* What to do *
Copy out the records in full, word for word, without pictures.

--- START Records shown ---

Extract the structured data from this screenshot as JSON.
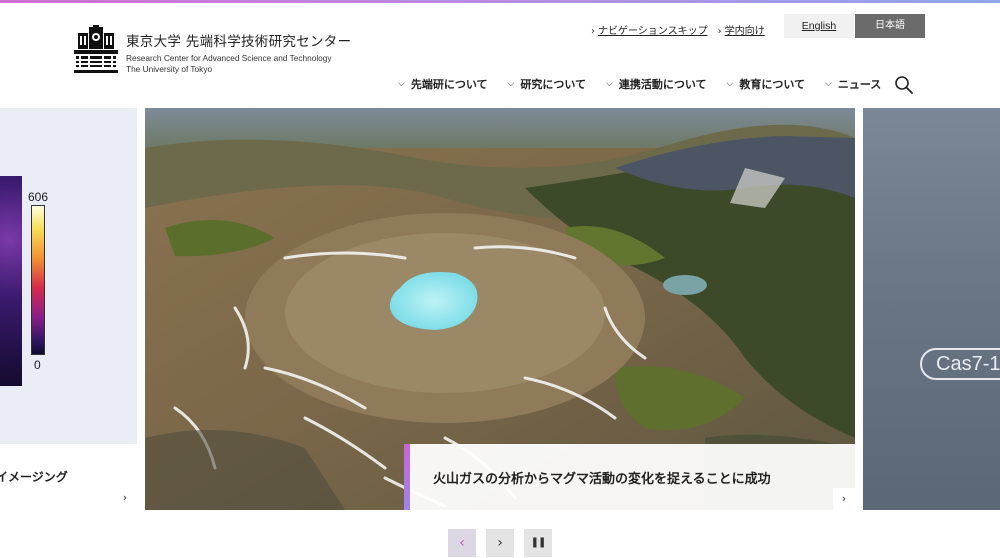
{
  "header": {
    "logo_jp": "東京大学 先端科学技術研究センター",
    "logo_en_1": "Research Center for Advanced Science and Technology",
    "logo_en_2": "The University of Tokyo",
    "util_links": [
      "ナビゲーションスキップ",
      "学内向け"
    ],
    "lang_en": "English",
    "lang_jp": "日本語",
    "nav": [
      "先端研について",
      "研究について",
      "連携活動について",
      "教育について",
      "ニュース"
    ],
    "icons": {
      "search": "search-icon",
      "nav_caret": "chevron-down-icon"
    }
  },
  "carousel": {
    "left_slide": {
      "caption": "イメージング",
      "colorbar_max": "606",
      "colorbar_min": "0",
      "more_icon": "chevron-right-icon"
    },
    "main_slide": {
      "caption": "火山ガスの分析からマグマ活動の変化を捉えることに成功",
      "more_icon": "chevron-right-icon"
    },
    "right_slide": {
      "label": "Cas7-1"
    },
    "controls": {
      "prev": "‹",
      "next": "›",
      "pause": "❚❚"
    }
  },
  "colors": {
    "accent_gradient_start": "#d16fd3",
    "accent_gradient_end": "#8fa6ef",
    "lang_active_bg": "#6b6b6b"
  }
}
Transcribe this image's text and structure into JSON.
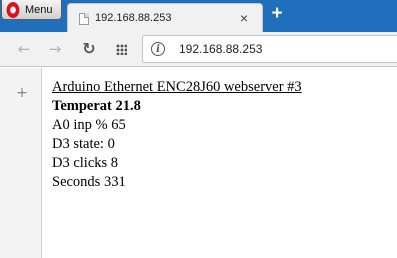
{
  "browser": {
    "menu_label": "Menu",
    "tab": {
      "title": "192.168.88.253",
      "close_glyph": "×"
    },
    "new_tab_glyph": "+",
    "nav": {
      "back_glyph": "←",
      "forward_glyph": "→",
      "reload_glyph": "↻"
    },
    "address": {
      "value": "192.168.88.253",
      "info_glyph": "i"
    },
    "sidebar": {
      "add_glyph": "+"
    }
  },
  "page": {
    "link": "Arduino Ethernet ENC28J60 webserver #3",
    "temperature": "Temperat 21.8",
    "lines": [
      "A0 inp % 65",
      "D3 state: 0",
      "D3 clicks 8",
      "Seconds 331"
    ]
  },
  "colors": {
    "tabstrip": "#1f6fbd",
    "toolbar": "#f1f1f1",
    "opera_red": "#d8121d"
  }
}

--- END Records shown ---

* Response for this exercise *
Extract the structured data from this screenshot as JSON.
{
  "header": {
    "logo_jp": "東京大学 先端科学技術研究センター",
    "logo_en_1": "Research Center for Advanced Science and Technology",
    "logo_en_2": "The University of Tokyo",
    "util_links": [
      "ナビゲーションスキップ",
      "学内向け"
    ],
    "lang_en": "English",
    "lang_jp": "日本語",
    "nav": [
      "先端研について",
      "研究について",
      "連携活動について",
      "教育について",
      "ニュース"
    ],
    "icons": {
      "search": "search-icon",
      "nav_caret": "chevron-down-icon"
    }
  },
  "carousel": {
    "left_slide": {
      "caption": "イメージング",
      "colorbar_max": "606",
      "colorbar_min": "0",
      "more_icon": "chevron-right-icon"
    },
    "main_slide": {
      "caption": "火山ガスの分析からマグマ活動の変化を捉えることに成功",
      "more_icon": "chevron-right-icon"
    },
    "right_slide": {
      "label": "Cas7-1"
    },
    "controls": {
      "prev": "‹",
      "next": "›",
      "pause": "❚❚"
    }
  },
  "colors": {
    "accent_gradient_start": "#d16fd3",
    "accent_gradient_end": "#8fa6ef",
    "lang_active_bg": "#6b6b6b"
  }
}
Transcribe this image's text and structure into JSON.
{
  "browser": {
    "menu_label": "Menu",
    "tab": {
      "title": "192.168.88.253",
      "close_glyph": "×"
    },
    "new_tab_glyph": "+",
    "nav": {
      "back_glyph": "←",
      "forward_glyph": "→",
      "reload_glyph": "↻"
    },
    "address": {
      "value": "192.168.88.253",
      "info_glyph": "i"
    },
    "sidebar": {
      "add_glyph": "+"
    }
  },
  "page": {
    "link": "Arduino Ethernet ENC28J60 webserver #3",
    "temperature": "Temperat 21.8",
    "lines": [
      "A0 inp % 65",
      "D3 state: 0",
      "D3 clicks 8",
      "Seconds 331"
    ]
  },
  "colors": {
    "tabstrip": "#1f6fbd",
    "toolbar": "#f1f1f1",
    "opera_red": "#d8121d"
  }
}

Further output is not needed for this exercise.